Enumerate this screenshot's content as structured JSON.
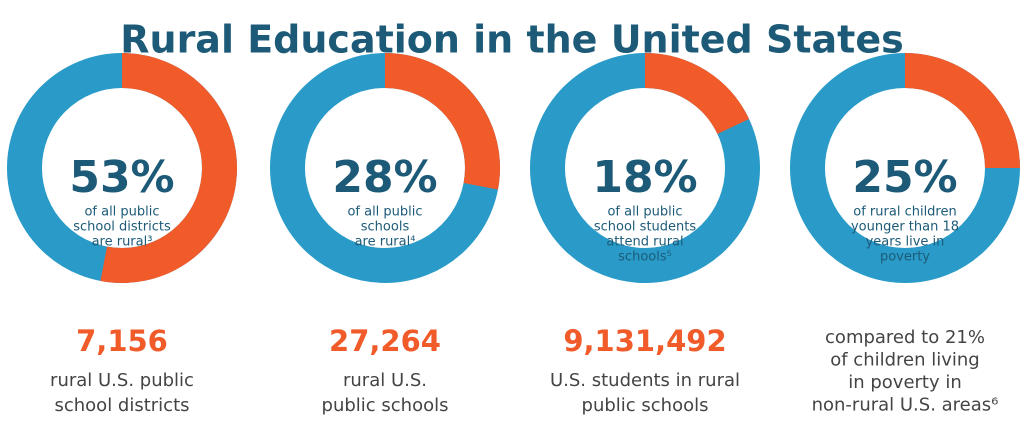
{
  "title": "Rural Education in the United States",
  "chart_data": [
    {
      "type": "donut",
      "values": [
        53
      ],
      "value_labels": [
        "53%"
      ],
      "color": "#f15a29",
      "base_color": "#2a9bc8",
      "caption": [
        "of all public",
        "school districts",
        "are rural³"
      ],
      "stat": "7,156",
      "stat_text": [
        "rural U.S. public",
        "school districts"
      ]
    },
    {
      "type": "donut",
      "values": [
        28
      ],
      "value_labels": [
        "28%"
      ],
      "color": "#f15a29",
      "base_color": "#2a9bc8",
      "caption": [
        "of all public",
        "schools",
        "are rural⁴"
      ],
      "stat": "27,264",
      "stat_text": [
        "rural U.S.",
        "public schools"
      ]
    },
    {
      "type": "donut",
      "values": [
        18
      ],
      "value_labels": [
        "18%"
      ],
      "color": "#f15a29",
      "base_color": "#2a9bc8",
      "caption": [
        "of all public",
        "school students",
        "attend rural",
        "schools⁵"
      ],
      "stat": "9,131,492",
      "stat_text": [
        "U.S. students in rural",
        "public schools"
      ]
    },
    {
      "type": "donut",
      "values": [
        25
      ],
      "value_labels": [
        "25%"
      ],
      "color": "#f15a29",
      "base_color": "#2a9bc8",
      "caption": [
        "of rural children",
        "younger than 18",
        "years live in",
        "poverty"
      ],
      "stat_text": [
        "compared to 21%",
        "of children living",
        "in poverty in",
        "non-rural U.S. areas⁶"
      ]
    }
  ]
}
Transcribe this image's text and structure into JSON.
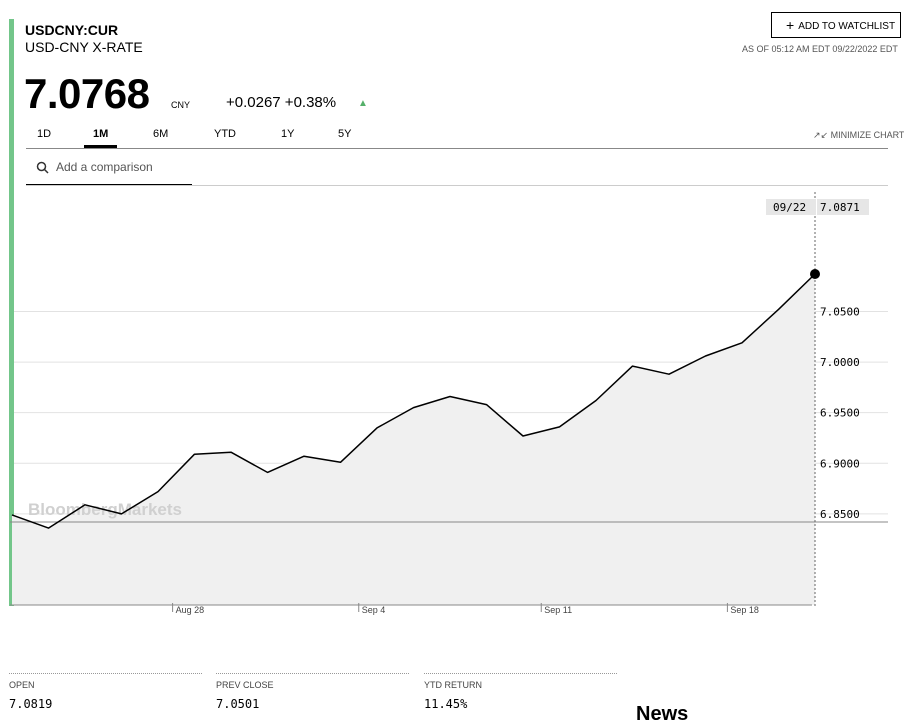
{
  "header": {
    "ticker": "USDCNY:CUR",
    "name": "USD-CNY X-RATE",
    "price": "7.0768",
    "currency": "CNY",
    "change": "+0.0267 +0.38%",
    "watchlist_label": "ADD TO WATCHLIST",
    "as_of": "AS OF 05:12 AM EDT 09/22/2022 EDT"
  },
  "tabs": [
    {
      "label": "1D"
    },
    {
      "label": "1M",
      "active": true
    },
    {
      "label": "6M"
    },
    {
      "label": "YTD"
    },
    {
      "label": "1Y"
    },
    {
      "label": "5Y"
    }
  ],
  "minimize_label": "MINIMIZE CHART",
  "compare": {
    "placeholder": "Add a comparison"
  },
  "watermark": "BloombergMarkets",
  "colors": {
    "accent": "#73c68a",
    "up": "#55b06a",
    "area": "#f0f0f0"
  },
  "chart_data": {
    "type": "area",
    "x_ticks": [
      "Aug 28",
      "Sep 4",
      "Sep 11",
      "Sep 18"
    ],
    "y_ticks": [
      "7.0500",
      "7.0000",
      "6.9500",
      "6.9000",
      "6.8500"
    ],
    "ylim": [
      6.76,
      7.17
    ],
    "tooltip": {
      "date": "09/22",
      "value": "7.0871"
    },
    "series": [
      {
        "values": [
          6.849,
          6.836,
          6.859,
          6.85,
          6.872,
          6.909,
          6.911,
          6.891,
          6.907,
          6.901,
          6.935,
          6.955,
          6.966,
          6.958,
          6.927,
          6.936,
          6.962,
          6.996,
          6.988,
          7.006,
          7.019,
          7.052,
          7.087
        ]
      }
    ]
  },
  "stats": [
    {
      "label": "OPEN",
      "value": "7.0819"
    },
    {
      "label": "PREV CLOSE",
      "value": "7.0501"
    },
    {
      "label": "YTD RETURN",
      "value": "11.45%"
    }
  ],
  "news_heading": "News"
}
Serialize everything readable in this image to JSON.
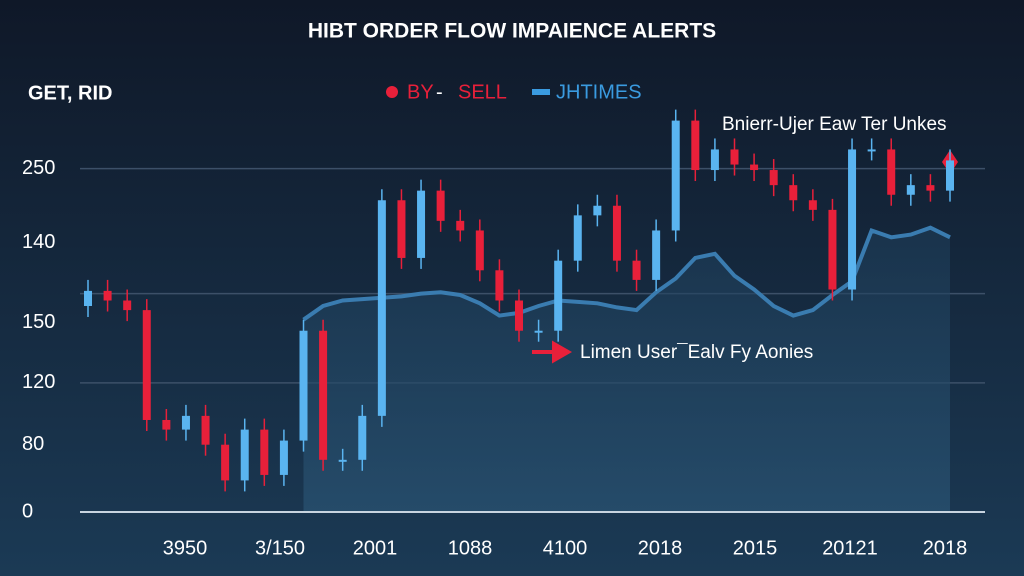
{
  "chart_data": {
    "type": "candlestick",
    "title": "HIBT ORDER FLOW IMPAIENCE ALERTS",
    "corner_label": "GET, RID",
    "legend_up": "BY",
    "legend_separator": "-",
    "legend_down": "SELL",
    "up_color": "#5ab4f0",
    "down_color": "#e8203a",
    "annotations": [
      "Bnierr-Ujer Eaw Ter Unkes",
      "Limen User¯Ealv Fy Aonies"
    ],
    "x_labels": [
      "3950",
      "3/150",
      "2001",
      "1088",
      "4100",
      "2018",
      "2015",
      "20121",
      "2018"
    ],
    "ylim": [
      0,
      300
    ],
    "yticks": [
      250,
      {
        "value": 196,
        "label": "140"
      },
      {
        "value": 138,
        "label": "150"
      },
      {
        "value": 94,
        "label": "120"
      },
      {
        "value": 49,
        "label": "80"
      },
      0
    ],
    "grid_ticks": [
      0,
      3
    ],
    "reference_line": 159,
    "open": [
      150,
      161,
      154,
      147,
      67,
      60,
      70,
      49,
      23,
      60,
      27,
      52,
      132,
      38,
      38,
      70,
      227,
      185,
      234,
      212,
      205,
      176,
      154,
      132,
      132,
      183,
      216,
      223,
      183,
      169,
      205,
      285,
      249,
      264,
      253,
      249,
      238,
      227,
      220,
      162,
      264,
      264,
      231,
      238,
      234
    ],
    "close": [
      161,
      154,
      147,
      67,
      60,
      70,
      49,
      23,
      60,
      27,
      52,
      132,
      38,
      38,
      70,
      227,
      185,
      234,
      212,
      205,
      176,
      154,
      132,
      132,
      183,
      216,
      223,
      183,
      169,
      205,
      285,
      249,
      264,
      253,
      249,
      238,
      227,
      220,
      162,
      264,
      264,
      231,
      238,
      234,
      256
    ],
    "high": [
      169,
      169,
      162,
      155,
      75,
      78,
      78,
      57,
      68,
      68,
      60,
      140,
      140,
      46,
      78,
      235,
      235,
      242,
      242,
      220,
      213,
      184,
      162,
      140,
      191,
      224,
      231,
      231,
      191,
      213,
      293,
      293,
      272,
      272,
      261,
      257,
      246,
      235,
      228,
      272,
      272,
      272,
      246,
      246,
      264
    ],
    "low": [
      142,
      146,
      139,
      59,
      52,
      52,
      41,
      15,
      15,
      19,
      19,
      44,
      30,
      30,
      30,
      62,
      177,
      177,
      204,
      197,
      168,
      146,
      124,
      124,
      124,
      175,
      208,
      175,
      161,
      161,
      197,
      241,
      241,
      245,
      241,
      230,
      219,
      212,
      154,
      154,
      256,
      223,
      223,
      226,
      226
    ],
    "line": {
      "name": "JHTIMES",
      "color": "#3a7cb0",
      "values": [
        null,
        null,
        null,
        null,
        null,
        null,
        null,
        null,
        null,
        null,
        null,
        140,
        150,
        154,
        155,
        156,
        157,
        159,
        160,
        158,
        152,
        143,
        145,
        150,
        154,
        153,
        152,
        149,
        147,
        160,
        170,
        185,
        188,
        172,
        162,
        150,
        143,
        147,
        158,
        168,
        205,
        200,
        202,
        207,
        200
      ]
    }
  }
}
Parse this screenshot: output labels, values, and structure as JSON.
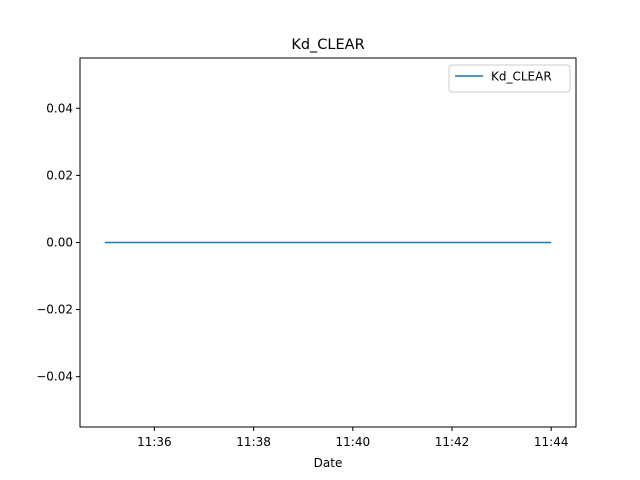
{
  "chart_data": {
    "type": "line",
    "title": "Kd_CLEAR",
    "xlabel": "Date",
    "ylabel": "",
    "x": [
      "11:35",
      "11:44"
    ],
    "x_unit": "time",
    "xlim": [
      "11:34.5",
      "11:44.5"
    ],
    "xticks": [
      "11:36",
      "11:38",
      "11:40",
      "11:42",
      "11:44"
    ],
    "ylim": [
      -0.055,
      0.055
    ],
    "yticks": [
      "-0.04",
      "-0.02",
      "0.00",
      "0.02",
      "0.04"
    ],
    "ytick_labels": [
      "−0.04",
      "−0.02",
      "0.00",
      "0.02",
      "0.04"
    ],
    "series": [
      {
        "name": "Kd_CLEAR",
        "values": [
          0.0,
          0.0
        ],
        "color": "#1f77b4"
      }
    ],
    "grid": false,
    "legend_position": "top-right"
  }
}
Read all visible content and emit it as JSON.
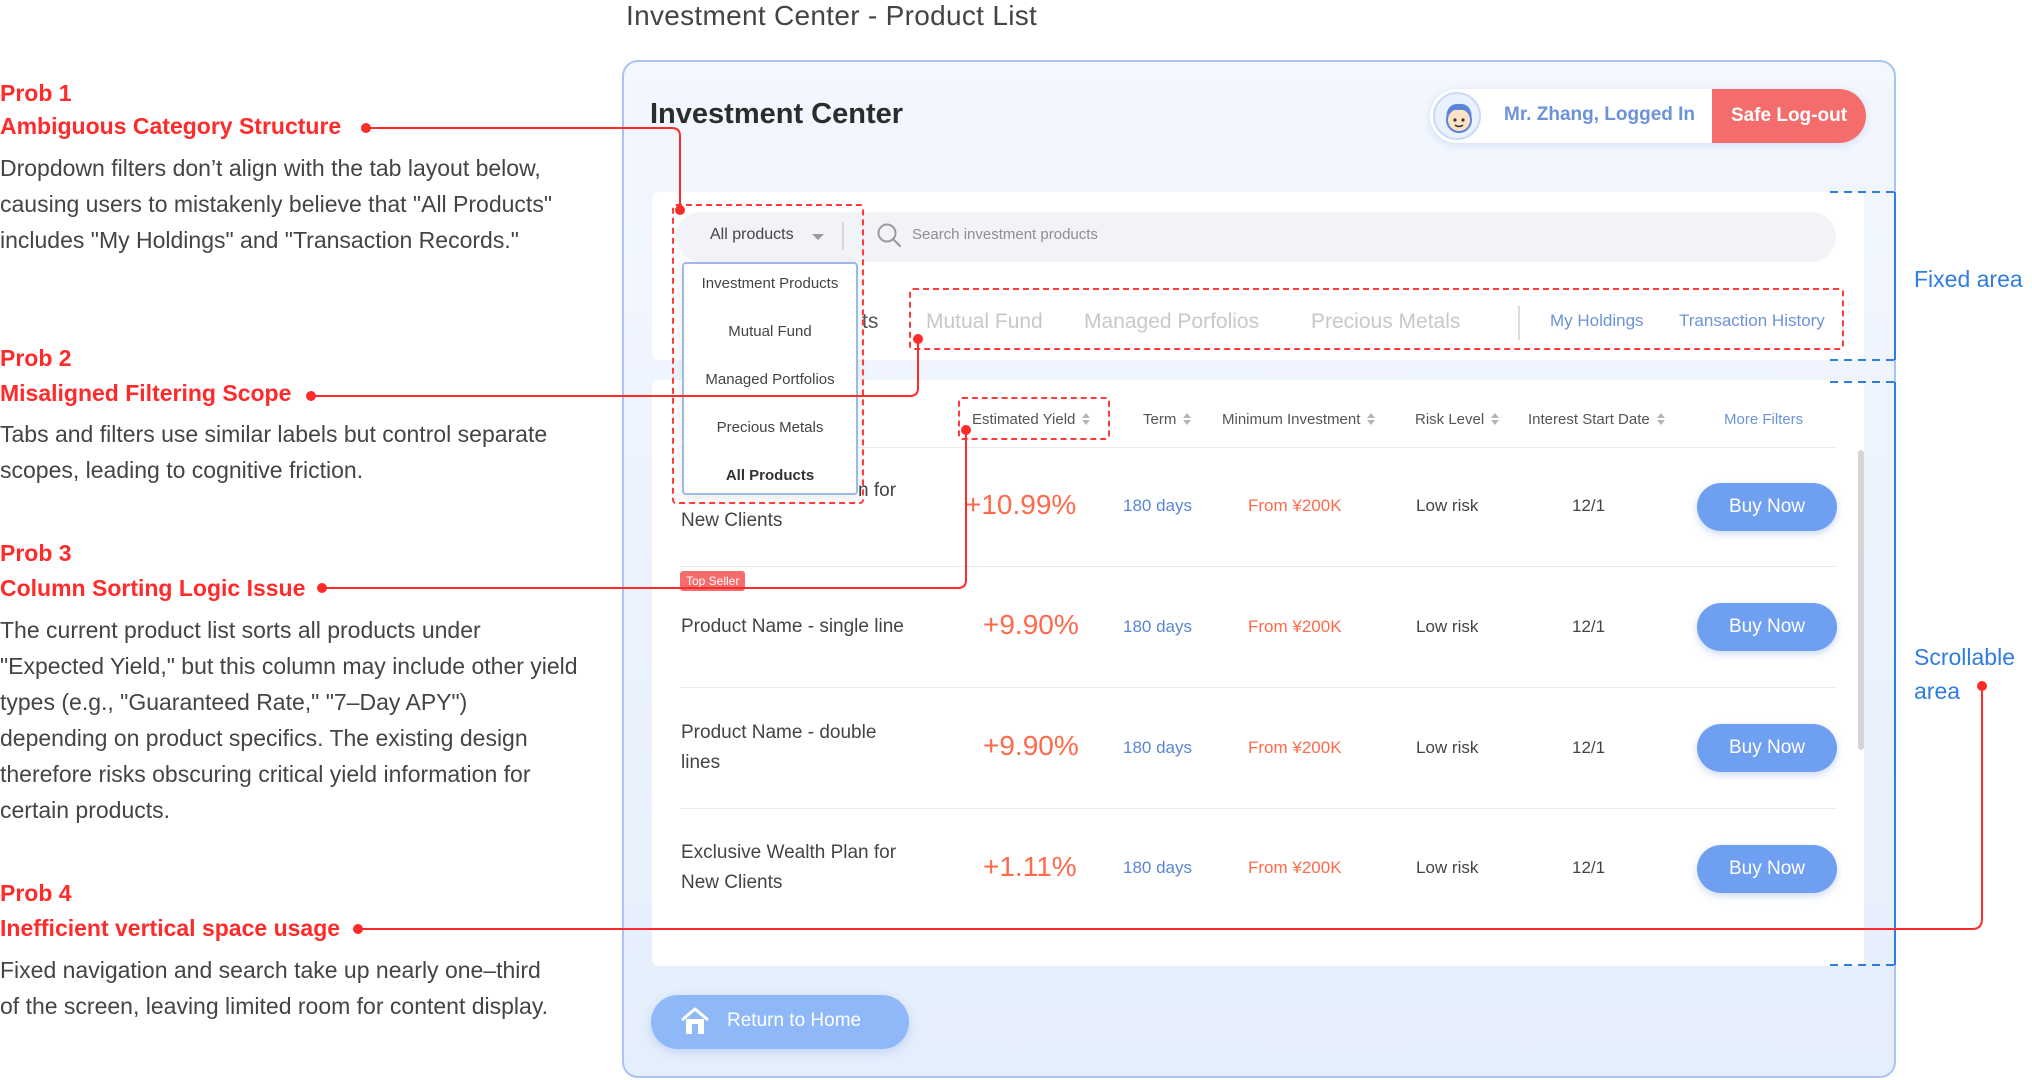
{
  "page_title": "Investment Center - Product List",
  "annotations": [
    {
      "number": "Prob 1",
      "heading": "Ambiguous Category Structure",
      "description": "Dropdown filters don’t align with the tab layout below, causing users to mistakenly believe that \"All Products\" includes \"My Holdings\" and \"Transaction Records.\""
    },
    {
      "number": "Prob 2",
      "heading": "Misaligned Filtering Scope",
      "description": "Tabs and filters use similar labels but control separate scopes, leading to cognitive friction."
    },
    {
      "number": "Prob 3",
      "heading": "Column Sorting Logic Issue",
      "description": "The current product list sorts all products under \"Expected Yield,\" but this column may include other yield types (e.g., \"Guaranteed Rate,\" \"7–Day APY\") depending on product specifics. The existing design therefore risks obscuring critical yield information for certain products."
    },
    {
      "number": "Prob 4",
      "heading": "Inefficient vertical space usage",
      "description": "Fixed navigation and search take up nearly one–third of the screen, leaving limited room for content display."
    }
  ],
  "side_labels": {
    "fixed": "Fixed area",
    "scrollable_line1": "Scrollable",
    "scrollable_line2": "area"
  },
  "app": {
    "title": "Investment Center",
    "user_label": "Mr. Zhang, Logged In",
    "logout_label": "Safe Log-out",
    "return_home_label": "Return to Home"
  },
  "search": {
    "dropdown_value": "All products",
    "placeholder": "Search investment products"
  },
  "dropdown_options": [
    "Investment Products",
    "Mutual Fund",
    "Managed Portfolios",
    "Precious Metals",
    "All Products"
  ],
  "tabs": {
    "partial_visible": "ts",
    "product_tabs": [
      "Mutual Fund",
      "Managed Porfolios",
      "Precious Metals"
    ],
    "account_tabs": [
      "My Holdings",
      "Transaction History"
    ]
  },
  "table": {
    "headers": {
      "yield": "Estimated Yield",
      "term": "Term",
      "min": "Minimum Investment",
      "risk": "Risk Level",
      "date": "Interest Start Date",
      "more": "More Filters"
    },
    "rows": [
      {
        "name_line1": "n for",
        "name_line2": "New Clients",
        "yield": "+10.99%",
        "term": "180 days",
        "min": "From ¥200K",
        "risk": "Low risk",
        "date": "12/1",
        "action": "Buy Now"
      },
      {
        "name_line1": "Product Name - single line",
        "name_line2": "",
        "yield": "+9.90%",
        "term": "180 days",
        "min": "From ¥200K",
        "risk": "Low risk",
        "date": "12/1",
        "action": "Buy Now",
        "badge": "Top Seller"
      },
      {
        "name_line1": "Product Name - double",
        "name_line2": "lines",
        "yield": "+9.90%",
        "term": "180 days",
        "min": "From ¥200K",
        "risk": "Low risk",
        "date": "12/1",
        "action": "Buy Now"
      },
      {
        "name_line1": "Exclusive Wealth Plan for",
        "name_line2": "New Clients",
        "yield": "+1.11%",
        "term": "180 days",
        "min": "From ¥200K",
        "risk": "Low risk",
        "date": "12/1",
        "action": "Buy Now"
      }
    ]
  },
  "colors": {
    "accent_red": "#ff2a2a",
    "accent_blue": "#2e7de0",
    "button_blue": "#6f9ff0",
    "logout_red": "#f56c6c"
  }
}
______________________________
## SET TASK
Find all lines where the word "children" appears. Copy them.

## CORRECT RESPONSE
        "of rural children",
        "of children living",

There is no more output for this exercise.